*WHAT IS EXPECTED*:
Output the rows from the one containing "add-tab-icon[interactable]: ⎵ xyxy=(165,169,191,193)" through the one containing "chevron-right-icon[interactable]: › xyxy=(582,313,598,324)", inclusive, as a numbered list with blank lines omitted.

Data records
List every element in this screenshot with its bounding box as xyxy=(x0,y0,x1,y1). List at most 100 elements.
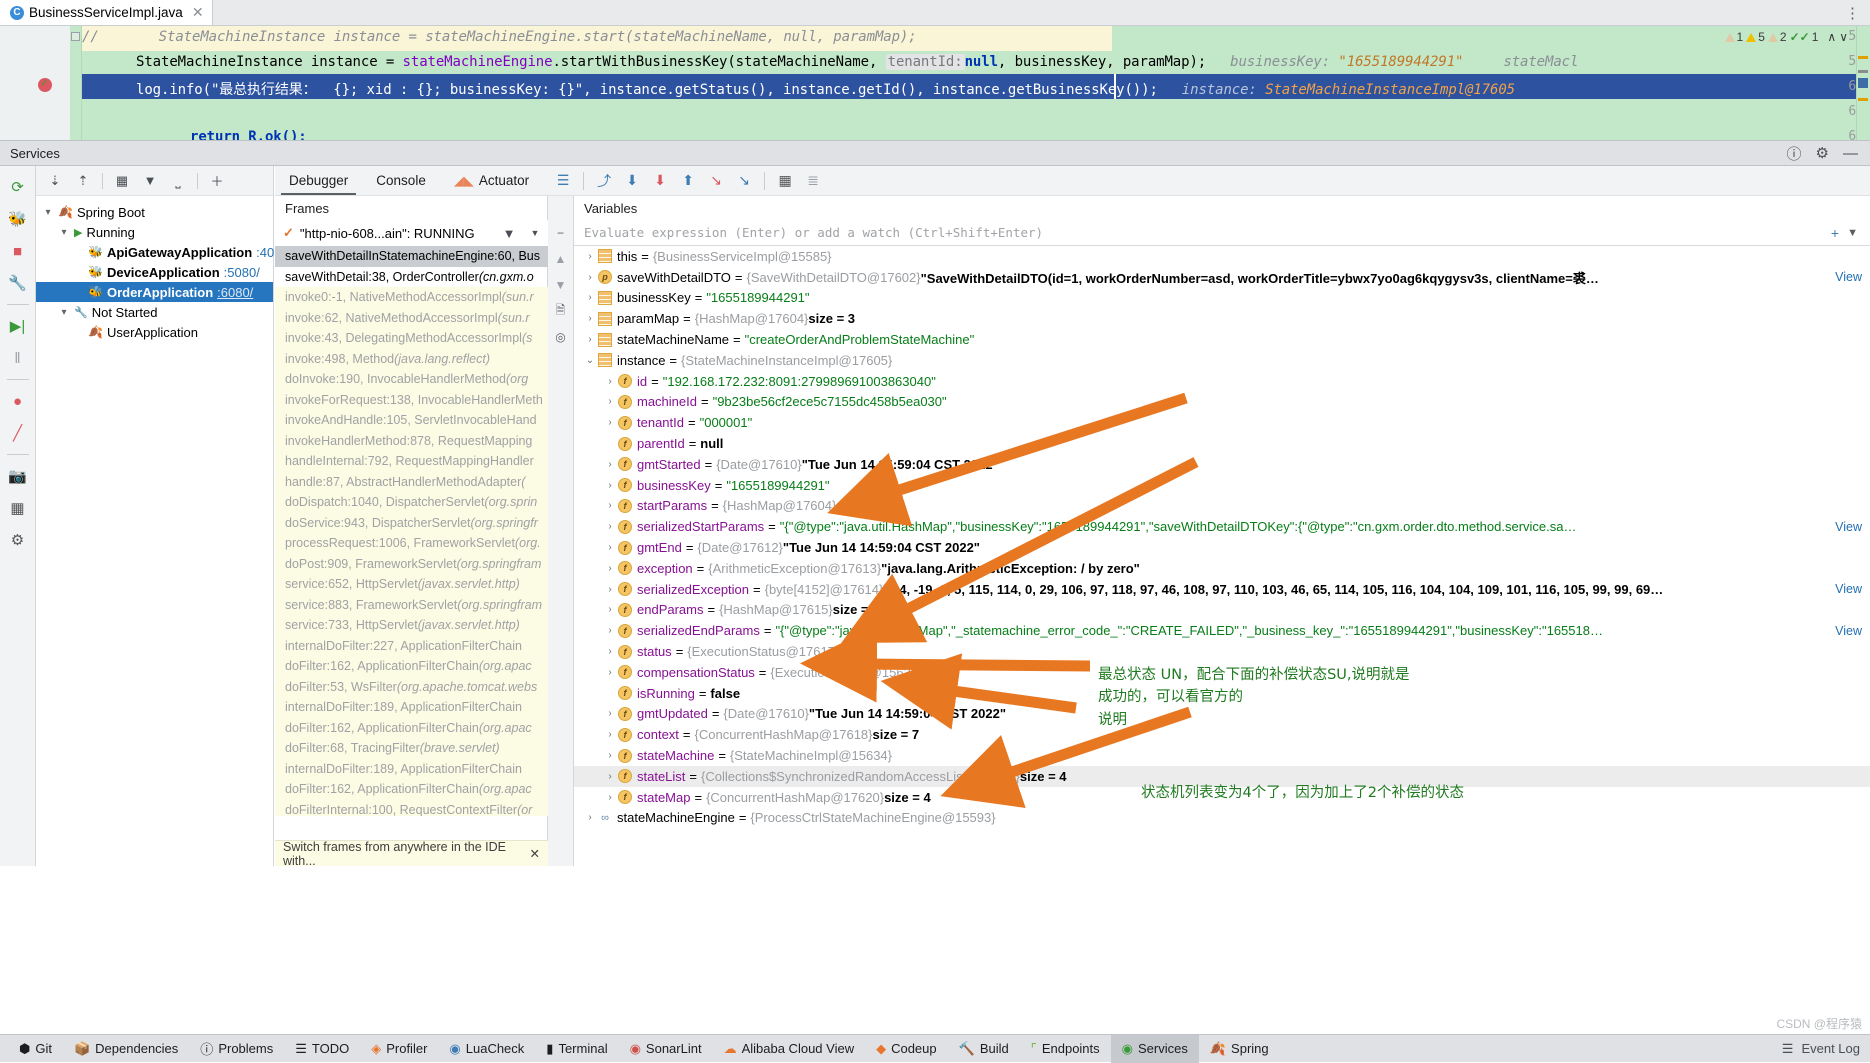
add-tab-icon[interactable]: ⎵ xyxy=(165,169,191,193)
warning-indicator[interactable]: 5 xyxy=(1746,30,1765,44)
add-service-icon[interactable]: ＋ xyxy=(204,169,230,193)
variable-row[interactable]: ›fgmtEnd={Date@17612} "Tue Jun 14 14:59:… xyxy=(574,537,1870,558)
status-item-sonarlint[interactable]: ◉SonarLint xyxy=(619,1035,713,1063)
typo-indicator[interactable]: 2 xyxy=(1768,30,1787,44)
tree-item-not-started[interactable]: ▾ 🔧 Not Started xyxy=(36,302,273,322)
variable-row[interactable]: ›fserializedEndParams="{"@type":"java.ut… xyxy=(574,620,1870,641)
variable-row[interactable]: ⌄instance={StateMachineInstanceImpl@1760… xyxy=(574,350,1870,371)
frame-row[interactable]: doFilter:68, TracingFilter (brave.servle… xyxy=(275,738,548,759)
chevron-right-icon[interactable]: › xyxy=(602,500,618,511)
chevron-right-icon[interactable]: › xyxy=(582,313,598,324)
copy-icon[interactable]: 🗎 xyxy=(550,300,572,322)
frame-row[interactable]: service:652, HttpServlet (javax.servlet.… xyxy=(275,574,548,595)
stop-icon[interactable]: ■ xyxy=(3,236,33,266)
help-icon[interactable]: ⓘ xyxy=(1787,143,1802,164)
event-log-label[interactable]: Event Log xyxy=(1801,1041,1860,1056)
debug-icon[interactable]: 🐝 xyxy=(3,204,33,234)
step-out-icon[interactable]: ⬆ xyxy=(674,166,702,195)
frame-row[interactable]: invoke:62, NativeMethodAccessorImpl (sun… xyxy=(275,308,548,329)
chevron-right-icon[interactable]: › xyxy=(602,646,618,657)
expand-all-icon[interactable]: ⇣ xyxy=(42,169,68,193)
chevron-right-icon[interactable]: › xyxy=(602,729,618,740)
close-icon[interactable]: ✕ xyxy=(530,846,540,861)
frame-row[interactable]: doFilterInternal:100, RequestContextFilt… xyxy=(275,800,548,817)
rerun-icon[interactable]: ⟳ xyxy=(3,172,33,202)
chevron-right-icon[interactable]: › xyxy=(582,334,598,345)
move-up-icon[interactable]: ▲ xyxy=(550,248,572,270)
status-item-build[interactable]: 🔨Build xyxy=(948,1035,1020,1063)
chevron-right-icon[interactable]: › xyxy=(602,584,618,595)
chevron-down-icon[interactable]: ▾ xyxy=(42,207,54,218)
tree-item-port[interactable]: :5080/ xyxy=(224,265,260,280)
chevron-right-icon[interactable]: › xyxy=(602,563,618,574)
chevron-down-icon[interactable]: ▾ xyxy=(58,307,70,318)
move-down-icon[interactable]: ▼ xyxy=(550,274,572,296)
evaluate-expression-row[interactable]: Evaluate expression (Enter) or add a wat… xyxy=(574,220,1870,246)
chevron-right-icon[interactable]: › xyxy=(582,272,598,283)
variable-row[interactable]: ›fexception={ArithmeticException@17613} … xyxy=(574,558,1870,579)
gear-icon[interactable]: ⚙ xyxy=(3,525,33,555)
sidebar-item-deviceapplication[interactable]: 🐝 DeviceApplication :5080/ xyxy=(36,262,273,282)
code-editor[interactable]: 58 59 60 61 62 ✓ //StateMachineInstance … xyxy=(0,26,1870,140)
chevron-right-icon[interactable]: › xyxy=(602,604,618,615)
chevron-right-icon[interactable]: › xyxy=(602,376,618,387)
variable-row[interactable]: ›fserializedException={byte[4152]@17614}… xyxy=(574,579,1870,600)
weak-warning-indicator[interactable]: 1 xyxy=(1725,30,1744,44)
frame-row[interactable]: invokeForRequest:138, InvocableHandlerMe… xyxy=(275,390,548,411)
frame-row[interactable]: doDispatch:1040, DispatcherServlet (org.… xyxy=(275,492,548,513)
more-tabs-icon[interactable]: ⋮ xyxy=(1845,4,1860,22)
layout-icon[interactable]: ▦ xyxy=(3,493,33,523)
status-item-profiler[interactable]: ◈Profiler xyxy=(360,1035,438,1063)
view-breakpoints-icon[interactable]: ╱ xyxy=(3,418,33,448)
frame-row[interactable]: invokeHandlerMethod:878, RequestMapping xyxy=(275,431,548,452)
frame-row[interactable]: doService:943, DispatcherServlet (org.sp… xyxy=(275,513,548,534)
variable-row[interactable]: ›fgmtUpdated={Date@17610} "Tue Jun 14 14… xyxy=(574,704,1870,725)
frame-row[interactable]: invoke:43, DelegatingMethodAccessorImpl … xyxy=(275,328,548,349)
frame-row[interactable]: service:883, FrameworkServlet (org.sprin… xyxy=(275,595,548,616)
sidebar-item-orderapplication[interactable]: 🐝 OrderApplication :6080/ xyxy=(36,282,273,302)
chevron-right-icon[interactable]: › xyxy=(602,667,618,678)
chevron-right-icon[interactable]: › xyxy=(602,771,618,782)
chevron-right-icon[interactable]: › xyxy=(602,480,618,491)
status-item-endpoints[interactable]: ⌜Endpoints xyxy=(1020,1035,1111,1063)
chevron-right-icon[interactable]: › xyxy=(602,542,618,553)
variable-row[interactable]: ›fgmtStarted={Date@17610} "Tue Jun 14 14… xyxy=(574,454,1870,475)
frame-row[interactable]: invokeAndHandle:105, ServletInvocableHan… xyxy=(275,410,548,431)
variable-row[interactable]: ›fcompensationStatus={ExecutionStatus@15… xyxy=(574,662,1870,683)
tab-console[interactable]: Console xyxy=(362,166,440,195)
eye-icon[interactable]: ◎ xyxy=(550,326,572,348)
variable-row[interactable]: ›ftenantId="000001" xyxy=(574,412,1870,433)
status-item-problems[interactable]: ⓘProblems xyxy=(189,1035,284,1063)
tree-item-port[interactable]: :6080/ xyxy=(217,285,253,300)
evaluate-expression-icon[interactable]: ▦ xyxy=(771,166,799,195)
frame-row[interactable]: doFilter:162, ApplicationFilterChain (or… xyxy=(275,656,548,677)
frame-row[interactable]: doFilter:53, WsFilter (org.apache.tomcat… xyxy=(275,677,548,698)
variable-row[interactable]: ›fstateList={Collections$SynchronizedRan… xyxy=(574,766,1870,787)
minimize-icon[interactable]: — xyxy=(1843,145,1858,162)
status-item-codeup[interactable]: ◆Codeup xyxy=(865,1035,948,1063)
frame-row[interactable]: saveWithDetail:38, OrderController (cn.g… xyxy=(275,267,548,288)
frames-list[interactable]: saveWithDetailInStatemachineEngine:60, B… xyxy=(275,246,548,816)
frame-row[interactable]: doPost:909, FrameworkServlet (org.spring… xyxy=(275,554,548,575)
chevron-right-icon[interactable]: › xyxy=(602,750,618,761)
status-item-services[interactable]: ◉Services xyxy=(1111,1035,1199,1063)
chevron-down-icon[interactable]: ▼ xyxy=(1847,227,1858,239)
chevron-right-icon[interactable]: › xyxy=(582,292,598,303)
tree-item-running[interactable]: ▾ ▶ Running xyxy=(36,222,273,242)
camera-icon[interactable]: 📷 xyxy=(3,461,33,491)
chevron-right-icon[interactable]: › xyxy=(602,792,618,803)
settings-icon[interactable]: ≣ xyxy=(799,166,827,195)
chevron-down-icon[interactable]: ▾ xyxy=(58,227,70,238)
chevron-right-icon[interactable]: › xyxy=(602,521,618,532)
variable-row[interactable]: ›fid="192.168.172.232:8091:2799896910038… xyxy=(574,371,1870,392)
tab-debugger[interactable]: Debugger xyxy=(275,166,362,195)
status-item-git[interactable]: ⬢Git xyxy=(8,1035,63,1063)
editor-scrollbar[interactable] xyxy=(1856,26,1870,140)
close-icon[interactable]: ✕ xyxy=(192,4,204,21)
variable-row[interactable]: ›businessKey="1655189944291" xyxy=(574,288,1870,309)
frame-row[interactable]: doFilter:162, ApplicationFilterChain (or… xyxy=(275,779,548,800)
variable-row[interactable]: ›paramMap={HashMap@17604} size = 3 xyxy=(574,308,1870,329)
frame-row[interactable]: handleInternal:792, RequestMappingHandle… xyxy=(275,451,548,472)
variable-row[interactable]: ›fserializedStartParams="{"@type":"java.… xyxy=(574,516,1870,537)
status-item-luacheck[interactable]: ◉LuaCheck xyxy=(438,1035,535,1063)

*ANSWER TO THIS TASK*:
1. add-tab-icon[interactable]: ⎵ xyxy=(165,169,191,193)
2. warning-indicator[interactable]: 5 xyxy=(1746,30,1765,44)
3. add-service-icon[interactable]: ＋ xyxy=(204,169,230,193)
4. variable-row[interactable]: ›fgmtEnd={Date@17612} "Tue Jun 14 14:59:… xyxy=(574,537,1870,558)
5. status-item-sonarlint[interactable]: ◉SonarLint xyxy=(619,1035,713,1063)
6. typo-indicator[interactable]: 2 xyxy=(1768,30,1787,44)
7. tree-item-not-started[interactable]: ▾ 🔧 Not Started xyxy=(36,302,273,322)
8. variable-row[interactable]: ›fserializedEndParams="{"@type":"java.ut… xyxy=(574,620,1870,641)
9. variable-row[interactable]: ⌄instance={StateMachineInstanceImpl@1760… xyxy=(574,350,1870,371)
10. frame-row[interactable]: doFilter:68, TracingFilter (brave.servle… xyxy=(275,738,548,759)
11. chevron-right-icon[interactable]: › xyxy=(602,500,618,511)
12. chevron-right-icon[interactable]: › xyxy=(582,313,598,324)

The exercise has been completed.